Brief
The records below need retyping in full; give them again exactly.

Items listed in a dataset
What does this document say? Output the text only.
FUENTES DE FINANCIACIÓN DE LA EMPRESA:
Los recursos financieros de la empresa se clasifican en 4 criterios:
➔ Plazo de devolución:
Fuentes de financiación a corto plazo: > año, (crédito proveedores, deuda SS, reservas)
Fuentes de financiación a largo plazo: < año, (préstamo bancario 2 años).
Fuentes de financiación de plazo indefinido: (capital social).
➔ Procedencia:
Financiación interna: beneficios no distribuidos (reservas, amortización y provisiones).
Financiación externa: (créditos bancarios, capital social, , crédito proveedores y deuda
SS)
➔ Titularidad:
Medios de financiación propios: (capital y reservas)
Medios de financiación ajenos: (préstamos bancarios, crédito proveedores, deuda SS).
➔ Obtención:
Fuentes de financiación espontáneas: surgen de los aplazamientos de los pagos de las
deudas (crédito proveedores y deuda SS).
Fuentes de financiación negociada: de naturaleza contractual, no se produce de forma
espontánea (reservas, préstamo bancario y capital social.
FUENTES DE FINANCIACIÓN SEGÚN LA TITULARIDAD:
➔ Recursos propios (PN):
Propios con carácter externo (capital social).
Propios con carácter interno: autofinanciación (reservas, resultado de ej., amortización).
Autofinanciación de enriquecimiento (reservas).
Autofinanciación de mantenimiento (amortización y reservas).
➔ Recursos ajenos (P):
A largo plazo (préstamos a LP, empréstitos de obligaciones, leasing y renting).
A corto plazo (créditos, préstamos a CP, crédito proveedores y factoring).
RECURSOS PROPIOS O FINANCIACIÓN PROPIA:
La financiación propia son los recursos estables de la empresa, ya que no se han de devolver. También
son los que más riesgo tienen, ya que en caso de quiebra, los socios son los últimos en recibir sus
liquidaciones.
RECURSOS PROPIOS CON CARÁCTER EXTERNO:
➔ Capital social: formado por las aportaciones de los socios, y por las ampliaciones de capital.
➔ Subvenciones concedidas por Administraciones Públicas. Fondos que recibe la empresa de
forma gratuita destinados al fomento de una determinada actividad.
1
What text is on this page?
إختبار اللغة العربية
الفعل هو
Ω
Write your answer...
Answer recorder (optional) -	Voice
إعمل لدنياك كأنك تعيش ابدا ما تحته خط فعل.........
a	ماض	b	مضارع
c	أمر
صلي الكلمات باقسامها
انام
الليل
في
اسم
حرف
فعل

Task response
What does this document say? Output the text only.
FUENTES DE FINANCIACIÓN DE LA EMPRESA:
Los recursos financieros de la empresa se clasifican en 4 criterios:
➔ Plazo de devolución:
Fuentes de financiación a corto plazo: > año, (crédito proveedores, deuda SS, reservas)
Fuentes de financiación a largo plazo: < año, (préstamo bancario 2 años).
Fuentes de financiación de plazo indefinido: (capital social).
➔ Procedencia:
Financiación interna: beneficios no distribuidos (reservas, amortización y provisiones).
Financiación externa: (créditos bancarios, capital social, , crédito proveedores y deuda
SS)
➔ Titularidad:
Medios de financiación propios: (capital y reservas)
Medios de financiación ajenos: (préstamos bancarios, crédito proveedores, deuda SS).
➔ Obtención:
Fuentes de financiación espontáneas: surgen de los aplazamientos de los pagos de las
deudas (crédito proveedores y deuda SS).
Fuentes de financiación negociada: de naturaleza contractual, no se produce de forma
espontánea (reservas, préstamo bancario y capital social.
FUENTES DE FINANCIACIÓN SEGÚN LA TITULARIDAD:
➔ Recursos propios (PN):
Propios con carácter externo (capital social).
Propios con carácter interno: autofinanciación (reservas, resultado de ej., amortización).
Autofinanciación de enriquecimiento (reservas).
Autofinanciación de mantenimiento (amortización y reservas).
➔ Recursos ajenos (P):
A largo plazo (préstamos a LP, empréstitos de obligaciones, leasing y renting).
A corto plazo (créditos, préstamos a CP, crédito proveedores y factoring).
RECURSOS PROPIOS O FINANCIACIÓN PROPIA:
La financiación propia son los recursos estables de la empresa, ya que no se han de devolver. También
son los que más riesgo tienen, ya que en caso de quiebra, los socios son los últimos en recibir sus
liquidaciones.
RECURSOS PROPIOS CON CARÁCTER EXTERNO:
➔ Capital social: formado por las aportaciones de los socios, y por las ampliaciones de capital.
➔ Subvenciones concedidas por Administraciones Públicas. Fondos que recibe la empresa de
forma gratuita destinados al fomento de una determinada actividad.
1
What text is on this page?
إختبار اللغة العربية
الفعل هو
Ω
Write your answer...
Answer recorder (optional) -	Voice
إعمل لدنياك كأنك تعيش ابدا ما تحته خط فعل.........
a	ماض	b	مضارع
c	أمر
صلي الكلمات باقسامها
انام
الليل
في
اسم
حرف
فعل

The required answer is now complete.